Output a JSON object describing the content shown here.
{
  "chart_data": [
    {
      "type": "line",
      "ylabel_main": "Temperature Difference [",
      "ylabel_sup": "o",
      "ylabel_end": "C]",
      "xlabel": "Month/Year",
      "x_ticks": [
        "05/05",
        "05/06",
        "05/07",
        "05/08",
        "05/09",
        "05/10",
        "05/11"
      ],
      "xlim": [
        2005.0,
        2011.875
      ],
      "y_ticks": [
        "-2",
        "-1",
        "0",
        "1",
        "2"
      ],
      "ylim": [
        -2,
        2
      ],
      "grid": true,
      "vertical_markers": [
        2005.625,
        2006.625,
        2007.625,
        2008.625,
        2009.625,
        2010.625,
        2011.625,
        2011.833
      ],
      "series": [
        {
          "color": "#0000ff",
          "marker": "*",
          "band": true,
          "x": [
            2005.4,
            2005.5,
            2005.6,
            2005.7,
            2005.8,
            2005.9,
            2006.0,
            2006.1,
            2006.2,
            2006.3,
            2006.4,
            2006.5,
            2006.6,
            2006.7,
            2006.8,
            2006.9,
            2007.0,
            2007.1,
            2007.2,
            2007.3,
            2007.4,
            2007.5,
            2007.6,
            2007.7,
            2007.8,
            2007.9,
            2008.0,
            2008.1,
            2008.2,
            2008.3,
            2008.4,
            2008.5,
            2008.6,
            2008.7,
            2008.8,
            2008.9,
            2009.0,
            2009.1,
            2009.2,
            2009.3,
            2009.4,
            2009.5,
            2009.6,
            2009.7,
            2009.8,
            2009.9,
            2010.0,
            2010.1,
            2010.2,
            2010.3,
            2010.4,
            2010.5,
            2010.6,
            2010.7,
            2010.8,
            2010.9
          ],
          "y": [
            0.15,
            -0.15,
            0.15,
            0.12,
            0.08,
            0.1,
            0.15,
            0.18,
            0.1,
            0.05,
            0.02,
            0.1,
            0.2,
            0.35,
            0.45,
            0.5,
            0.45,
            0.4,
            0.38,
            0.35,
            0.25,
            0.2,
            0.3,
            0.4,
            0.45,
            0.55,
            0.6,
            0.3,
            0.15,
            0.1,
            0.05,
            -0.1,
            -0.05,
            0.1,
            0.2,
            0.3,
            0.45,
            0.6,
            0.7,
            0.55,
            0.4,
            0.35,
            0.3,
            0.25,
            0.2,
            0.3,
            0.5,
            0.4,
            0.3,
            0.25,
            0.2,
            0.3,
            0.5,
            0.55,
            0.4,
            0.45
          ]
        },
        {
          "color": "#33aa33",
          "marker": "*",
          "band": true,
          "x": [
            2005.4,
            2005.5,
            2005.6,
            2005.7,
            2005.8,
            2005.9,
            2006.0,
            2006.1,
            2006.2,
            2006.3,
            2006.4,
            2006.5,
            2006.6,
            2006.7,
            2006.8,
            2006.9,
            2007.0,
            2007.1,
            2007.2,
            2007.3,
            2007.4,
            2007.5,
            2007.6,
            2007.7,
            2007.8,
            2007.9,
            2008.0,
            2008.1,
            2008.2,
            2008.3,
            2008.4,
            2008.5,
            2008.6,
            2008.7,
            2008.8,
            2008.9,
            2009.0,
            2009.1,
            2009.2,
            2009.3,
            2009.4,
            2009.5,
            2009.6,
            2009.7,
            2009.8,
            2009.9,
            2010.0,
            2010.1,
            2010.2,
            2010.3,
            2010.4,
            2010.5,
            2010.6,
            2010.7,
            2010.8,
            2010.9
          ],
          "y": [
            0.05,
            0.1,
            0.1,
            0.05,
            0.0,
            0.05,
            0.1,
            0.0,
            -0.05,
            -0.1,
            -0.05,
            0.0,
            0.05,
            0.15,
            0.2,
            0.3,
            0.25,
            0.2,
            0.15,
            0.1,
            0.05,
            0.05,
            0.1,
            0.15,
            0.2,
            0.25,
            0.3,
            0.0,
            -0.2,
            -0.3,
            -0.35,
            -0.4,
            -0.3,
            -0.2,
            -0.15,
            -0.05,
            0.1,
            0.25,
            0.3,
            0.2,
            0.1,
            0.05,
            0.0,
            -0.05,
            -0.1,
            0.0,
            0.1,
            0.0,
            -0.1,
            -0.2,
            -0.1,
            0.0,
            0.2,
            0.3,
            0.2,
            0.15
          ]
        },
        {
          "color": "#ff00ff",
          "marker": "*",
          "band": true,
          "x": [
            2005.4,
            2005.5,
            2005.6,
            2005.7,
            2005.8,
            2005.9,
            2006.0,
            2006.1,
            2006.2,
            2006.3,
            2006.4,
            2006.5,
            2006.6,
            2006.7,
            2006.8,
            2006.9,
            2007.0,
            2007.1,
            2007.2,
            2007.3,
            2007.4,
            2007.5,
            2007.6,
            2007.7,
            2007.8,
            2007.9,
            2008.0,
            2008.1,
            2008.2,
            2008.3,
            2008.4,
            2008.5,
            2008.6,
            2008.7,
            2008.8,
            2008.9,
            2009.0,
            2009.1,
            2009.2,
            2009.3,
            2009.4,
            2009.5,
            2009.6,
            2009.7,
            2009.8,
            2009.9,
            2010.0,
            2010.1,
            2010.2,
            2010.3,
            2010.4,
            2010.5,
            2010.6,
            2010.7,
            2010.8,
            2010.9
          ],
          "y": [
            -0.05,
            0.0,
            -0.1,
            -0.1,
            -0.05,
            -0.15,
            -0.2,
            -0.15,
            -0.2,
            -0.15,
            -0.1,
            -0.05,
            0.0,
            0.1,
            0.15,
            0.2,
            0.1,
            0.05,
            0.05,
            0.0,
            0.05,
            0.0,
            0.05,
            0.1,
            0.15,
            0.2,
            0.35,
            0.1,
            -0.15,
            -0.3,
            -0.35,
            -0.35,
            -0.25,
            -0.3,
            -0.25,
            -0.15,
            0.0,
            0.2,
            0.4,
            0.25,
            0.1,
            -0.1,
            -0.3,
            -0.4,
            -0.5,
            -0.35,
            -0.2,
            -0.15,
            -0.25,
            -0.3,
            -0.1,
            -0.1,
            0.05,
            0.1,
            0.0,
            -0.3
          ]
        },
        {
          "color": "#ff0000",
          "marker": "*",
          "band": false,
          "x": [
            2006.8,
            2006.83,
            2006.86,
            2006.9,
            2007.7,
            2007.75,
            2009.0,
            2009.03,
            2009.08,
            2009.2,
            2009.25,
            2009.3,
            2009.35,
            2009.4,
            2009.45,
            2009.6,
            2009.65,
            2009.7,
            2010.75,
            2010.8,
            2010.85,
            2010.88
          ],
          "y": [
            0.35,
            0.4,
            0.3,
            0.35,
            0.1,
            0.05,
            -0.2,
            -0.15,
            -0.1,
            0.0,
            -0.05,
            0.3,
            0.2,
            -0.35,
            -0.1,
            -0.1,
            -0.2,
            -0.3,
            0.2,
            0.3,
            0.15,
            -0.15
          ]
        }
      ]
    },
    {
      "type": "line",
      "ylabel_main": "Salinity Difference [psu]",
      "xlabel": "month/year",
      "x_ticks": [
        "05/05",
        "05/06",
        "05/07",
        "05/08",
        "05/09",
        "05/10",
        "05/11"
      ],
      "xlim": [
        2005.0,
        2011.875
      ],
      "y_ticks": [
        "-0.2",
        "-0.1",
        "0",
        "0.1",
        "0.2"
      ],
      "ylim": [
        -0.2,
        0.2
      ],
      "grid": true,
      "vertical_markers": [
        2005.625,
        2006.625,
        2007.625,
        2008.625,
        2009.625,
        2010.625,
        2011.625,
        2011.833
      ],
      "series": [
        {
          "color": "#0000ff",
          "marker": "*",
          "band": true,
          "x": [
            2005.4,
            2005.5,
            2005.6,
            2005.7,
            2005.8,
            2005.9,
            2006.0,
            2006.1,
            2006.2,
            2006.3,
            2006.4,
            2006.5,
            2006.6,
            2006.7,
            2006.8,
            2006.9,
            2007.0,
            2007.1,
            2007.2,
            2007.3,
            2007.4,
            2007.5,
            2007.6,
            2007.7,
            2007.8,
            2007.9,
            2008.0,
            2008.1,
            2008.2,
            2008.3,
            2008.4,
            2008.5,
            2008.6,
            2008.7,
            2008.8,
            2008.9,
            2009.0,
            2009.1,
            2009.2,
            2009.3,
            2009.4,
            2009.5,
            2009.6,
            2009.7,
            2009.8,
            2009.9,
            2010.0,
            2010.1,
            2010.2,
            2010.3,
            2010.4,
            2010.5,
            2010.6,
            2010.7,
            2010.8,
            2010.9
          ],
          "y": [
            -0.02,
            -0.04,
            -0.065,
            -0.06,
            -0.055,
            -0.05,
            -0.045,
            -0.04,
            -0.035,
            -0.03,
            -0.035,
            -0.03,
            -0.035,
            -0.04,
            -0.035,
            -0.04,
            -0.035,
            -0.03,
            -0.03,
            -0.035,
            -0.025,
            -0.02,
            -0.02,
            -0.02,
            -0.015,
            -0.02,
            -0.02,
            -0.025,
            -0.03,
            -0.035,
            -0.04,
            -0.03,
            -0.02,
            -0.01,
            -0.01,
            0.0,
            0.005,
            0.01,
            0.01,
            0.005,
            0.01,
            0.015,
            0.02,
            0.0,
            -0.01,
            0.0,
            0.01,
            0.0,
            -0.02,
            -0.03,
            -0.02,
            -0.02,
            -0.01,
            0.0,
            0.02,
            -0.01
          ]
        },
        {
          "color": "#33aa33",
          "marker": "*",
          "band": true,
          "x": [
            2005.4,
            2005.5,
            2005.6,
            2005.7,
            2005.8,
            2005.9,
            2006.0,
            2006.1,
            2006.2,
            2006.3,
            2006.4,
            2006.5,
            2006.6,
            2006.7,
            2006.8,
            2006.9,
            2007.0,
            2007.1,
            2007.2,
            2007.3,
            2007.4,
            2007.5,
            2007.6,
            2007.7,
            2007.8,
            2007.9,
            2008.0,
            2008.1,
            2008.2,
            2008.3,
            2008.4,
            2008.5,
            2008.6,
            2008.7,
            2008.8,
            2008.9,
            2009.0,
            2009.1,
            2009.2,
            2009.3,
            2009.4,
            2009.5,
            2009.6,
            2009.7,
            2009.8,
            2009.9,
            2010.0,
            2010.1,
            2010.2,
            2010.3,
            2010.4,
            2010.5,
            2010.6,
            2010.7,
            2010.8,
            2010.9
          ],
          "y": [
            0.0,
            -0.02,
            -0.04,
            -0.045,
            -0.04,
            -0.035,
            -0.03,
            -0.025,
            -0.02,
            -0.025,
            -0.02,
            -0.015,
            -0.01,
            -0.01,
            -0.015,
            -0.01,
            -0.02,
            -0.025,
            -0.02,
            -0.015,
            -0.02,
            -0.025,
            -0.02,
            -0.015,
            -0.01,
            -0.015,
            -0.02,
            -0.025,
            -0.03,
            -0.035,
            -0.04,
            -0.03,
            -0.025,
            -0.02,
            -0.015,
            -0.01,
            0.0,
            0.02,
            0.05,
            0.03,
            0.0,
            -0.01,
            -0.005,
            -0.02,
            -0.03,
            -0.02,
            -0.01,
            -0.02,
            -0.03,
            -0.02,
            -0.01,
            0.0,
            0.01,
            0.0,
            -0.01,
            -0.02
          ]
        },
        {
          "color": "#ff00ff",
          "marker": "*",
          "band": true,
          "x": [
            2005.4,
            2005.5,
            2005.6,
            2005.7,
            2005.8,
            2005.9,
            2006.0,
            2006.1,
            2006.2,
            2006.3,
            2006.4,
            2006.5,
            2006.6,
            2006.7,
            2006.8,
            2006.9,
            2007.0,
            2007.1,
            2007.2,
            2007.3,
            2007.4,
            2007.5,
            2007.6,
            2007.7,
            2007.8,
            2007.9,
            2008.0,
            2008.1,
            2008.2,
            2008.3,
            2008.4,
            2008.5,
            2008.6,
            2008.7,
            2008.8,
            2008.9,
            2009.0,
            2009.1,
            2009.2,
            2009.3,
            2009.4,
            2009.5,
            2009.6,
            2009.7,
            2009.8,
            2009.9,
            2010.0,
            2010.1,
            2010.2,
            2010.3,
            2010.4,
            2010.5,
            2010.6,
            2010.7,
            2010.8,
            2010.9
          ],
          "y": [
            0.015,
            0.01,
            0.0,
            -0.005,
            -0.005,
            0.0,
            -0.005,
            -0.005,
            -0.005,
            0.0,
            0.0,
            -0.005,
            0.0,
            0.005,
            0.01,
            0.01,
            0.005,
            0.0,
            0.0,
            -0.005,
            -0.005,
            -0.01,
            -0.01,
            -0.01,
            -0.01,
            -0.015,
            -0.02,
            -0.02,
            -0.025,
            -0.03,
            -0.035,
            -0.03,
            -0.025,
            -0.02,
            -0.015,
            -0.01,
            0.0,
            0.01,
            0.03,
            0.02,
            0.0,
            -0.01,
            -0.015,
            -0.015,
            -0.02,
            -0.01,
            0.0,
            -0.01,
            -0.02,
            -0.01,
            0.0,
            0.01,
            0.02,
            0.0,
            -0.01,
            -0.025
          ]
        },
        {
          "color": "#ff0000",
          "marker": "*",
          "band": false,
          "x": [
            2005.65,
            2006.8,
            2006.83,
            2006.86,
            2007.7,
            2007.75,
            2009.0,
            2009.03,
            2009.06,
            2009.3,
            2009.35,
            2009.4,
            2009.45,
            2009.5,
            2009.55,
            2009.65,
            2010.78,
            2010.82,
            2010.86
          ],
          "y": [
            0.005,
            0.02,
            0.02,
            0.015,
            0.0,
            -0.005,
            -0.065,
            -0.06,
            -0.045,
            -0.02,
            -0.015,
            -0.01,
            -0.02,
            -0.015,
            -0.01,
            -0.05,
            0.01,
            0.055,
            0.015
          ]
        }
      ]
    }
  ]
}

****

*Brief*
Copy each line of the records containing the string "xlabel".

*Solution*
      "xlabel": "Month/Year",
      "xlabel": "month/year",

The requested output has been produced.